Begin
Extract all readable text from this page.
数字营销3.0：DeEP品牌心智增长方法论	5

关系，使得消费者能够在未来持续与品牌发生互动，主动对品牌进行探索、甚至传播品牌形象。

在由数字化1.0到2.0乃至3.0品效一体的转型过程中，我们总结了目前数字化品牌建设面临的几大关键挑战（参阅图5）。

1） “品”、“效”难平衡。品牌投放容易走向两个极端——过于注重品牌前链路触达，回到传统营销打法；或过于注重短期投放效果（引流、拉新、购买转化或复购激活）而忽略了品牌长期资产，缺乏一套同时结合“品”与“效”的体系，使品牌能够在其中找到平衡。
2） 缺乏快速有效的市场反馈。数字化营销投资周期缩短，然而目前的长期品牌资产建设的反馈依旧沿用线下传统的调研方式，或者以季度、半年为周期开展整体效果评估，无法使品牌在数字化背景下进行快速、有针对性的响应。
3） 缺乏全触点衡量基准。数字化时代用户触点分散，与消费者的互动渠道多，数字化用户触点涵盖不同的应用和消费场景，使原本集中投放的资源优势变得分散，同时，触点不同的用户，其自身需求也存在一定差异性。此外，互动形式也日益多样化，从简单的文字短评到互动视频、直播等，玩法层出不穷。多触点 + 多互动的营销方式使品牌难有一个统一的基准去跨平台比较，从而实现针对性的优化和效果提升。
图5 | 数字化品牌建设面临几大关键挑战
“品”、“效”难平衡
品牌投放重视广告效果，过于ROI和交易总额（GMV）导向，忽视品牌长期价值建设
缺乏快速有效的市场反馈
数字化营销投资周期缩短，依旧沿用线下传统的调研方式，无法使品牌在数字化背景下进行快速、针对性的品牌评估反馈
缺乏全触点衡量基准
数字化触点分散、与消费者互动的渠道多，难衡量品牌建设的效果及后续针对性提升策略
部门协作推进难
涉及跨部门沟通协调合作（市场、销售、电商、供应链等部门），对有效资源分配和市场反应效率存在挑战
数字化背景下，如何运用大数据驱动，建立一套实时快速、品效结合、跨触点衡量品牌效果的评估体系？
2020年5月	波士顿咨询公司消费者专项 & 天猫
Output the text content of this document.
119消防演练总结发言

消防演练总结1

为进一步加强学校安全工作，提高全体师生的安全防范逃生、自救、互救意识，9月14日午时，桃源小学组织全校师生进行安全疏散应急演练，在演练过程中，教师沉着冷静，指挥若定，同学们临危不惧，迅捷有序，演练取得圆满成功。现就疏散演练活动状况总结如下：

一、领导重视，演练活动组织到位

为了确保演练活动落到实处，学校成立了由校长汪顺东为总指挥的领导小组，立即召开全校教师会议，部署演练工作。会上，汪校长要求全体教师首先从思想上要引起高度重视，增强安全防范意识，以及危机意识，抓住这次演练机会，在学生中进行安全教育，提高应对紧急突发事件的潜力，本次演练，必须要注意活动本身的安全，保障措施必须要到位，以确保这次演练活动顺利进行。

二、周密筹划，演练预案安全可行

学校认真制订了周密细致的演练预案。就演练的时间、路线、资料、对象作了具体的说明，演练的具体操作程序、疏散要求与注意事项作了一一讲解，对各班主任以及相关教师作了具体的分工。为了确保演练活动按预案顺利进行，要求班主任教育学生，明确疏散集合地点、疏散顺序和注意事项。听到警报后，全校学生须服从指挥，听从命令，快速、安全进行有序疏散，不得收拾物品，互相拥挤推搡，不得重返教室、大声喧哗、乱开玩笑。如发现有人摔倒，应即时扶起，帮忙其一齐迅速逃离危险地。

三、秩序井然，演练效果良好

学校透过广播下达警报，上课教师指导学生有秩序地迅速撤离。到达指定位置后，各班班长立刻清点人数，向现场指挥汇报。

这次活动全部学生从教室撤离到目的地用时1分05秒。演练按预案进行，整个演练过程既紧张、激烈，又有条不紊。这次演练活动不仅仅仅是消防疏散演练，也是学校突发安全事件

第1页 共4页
End
» Aim of the task
Please quote every record above exactly as it appears.

» Expected answer
Extract all readable text from this page.
数字营销3.0：DeEP品牌心智增长方法论	5

关系，使得消费者能够在未来持续与品牌发生互动，主动对品牌进行探索、甚至传播品牌形象。

在由数字化1.0到2.0乃至3.0品效一体的转型过程中，我们总结了目前数字化品牌建设面临的几大关键挑战（参阅图5）。

1） “品”、“效”难平衡。品牌投放容易走向两个极端——过于注重品牌前链路触达，回到传统营销打法；或过于注重短期投放效果（引流、拉新、购买转化或复购激活）而忽略了品牌长期资产，缺乏一套同时结合“品”与“效”的体系，使品牌能够在其中找到平衡。
2） 缺乏快速有效的市场反馈。数字化营销投资周期缩短，然而目前的长期品牌资产建设的反馈依旧沿用线下传统的调研方式，或者以季度、半年为周期开展整体效果评估，无法使品牌在数字化背景下进行快速、有针对性的响应。
3） 缺乏全触点衡量基准。数字化时代用户触点分散，与消费者的互动渠道多，数字化用户触点涵盖不同的应用和消费场景，使原本集中投放的资源优势变得分散，同时，触点不同的用户，其自身需求也存在一定差异性。此外，互动形式也日益多样化，从简单的文字短评到互动视频、直播等，玩法层出不穷。多触点 + 多互动的营销方式使品牌难有一个统一的基准去跨平台比较，从而实现针对性的优化和效果提升。
图5 | 数字化品牌建设面临几大关键挑战
“品”、“效”难平衡
品牌投放重视广告效果，过于ROI和交易总额（GMV）导向，忽视品牌长期价值建设
缺乏快速有效的市场反馈
数字化营销投资周期缩短，依旧沿用线下传统的调研方式，无法使品牌在数字化背景下进行快速、针对性的品牌评估反馈
缺乏全触点衡量基准
数字化触点分散、与消费者互动的渠道多，难衡量品牌建设的效果及后续针对性提升策略
部门协作推进难
涉及跨部门沟通协调合作（市场、销售、电商、供应链等部门），对有效资源分配和市场反应效率存在挑战
数字化背景下，如何运用大数据驱动，建立一套实时快速、品效结合、跨触点衡量品牌效果的评估体系？
2020年5月	波士顿咨询公司消费者专项 & 天猫
Output the text content of this document.
119消防演练总结发言

消防演练总结1

为进一步加强学校安全工作，提高全体师生的安全防范逃生、自救、互救意识，9月14日午时，桃源小学组织全校师生进行安全疏散应急演练，在演练过程中，教师沉着冷静，指挥若定，同学们临危不惧，迅捷有序，演练取得圆满成功。现就疏散演练活动状况总结如下：

一、领导重视，演练活动组织到位

为了确保演练活动落到实处，学校成立了由校长汪顺东为总指挥的领导小组，立即召开全校教师会议，部署演练工作。会上，汪校长要求全体教师首先从思想上要引起高度重视，增强安全防范意识，以及危机意识，抓住这次演练机会，在学生中进行安全教育，提高应对紧急突发事件的潜力，本次演练，必须要注意活动本身的安全，保障措施必须要到位，以确保这次演练活动顺利进行。

二、周密筹划，演练预案安全可行

学校认真制订了周密细致的演练预案。就演练的时间、路线、资料、对象作了具体的说明，演练的具体操作程序、疏散要求与注意事项作了一一讲解，对各班主任以及相关教师作了具体的分工。为了确保演练活动按预案顺利进行，要求班主任教育学生，明确疏散集合地点、疏散顺序和注意事项。听到警报后，全校学生须服从指挥，听从命令，快速、安全进行有序疏散，不得收拾物品，互相拥挤推搡，不得重返教室、大声喧哗、乱开玩笑。如发现有人摔倒，应即时扶起，帮忙其一齐迅速逃离危险地。

三、秩序井然，演练效果良好

学校透过广播下达警报，上课教师指导学生有秩序地迅速撤离。到达指定位置后，各班班长立刻清点人数，向现场指挥汇报。

这次活动全部学生从教室撤离到目的地用时1分05秒。演练按预案进行，整个演练过程既紧张、激烈，又有条不紊。这次演练活动不仅仅仅是消防疏散演练，也是学校突发安全事件

第1页 共4页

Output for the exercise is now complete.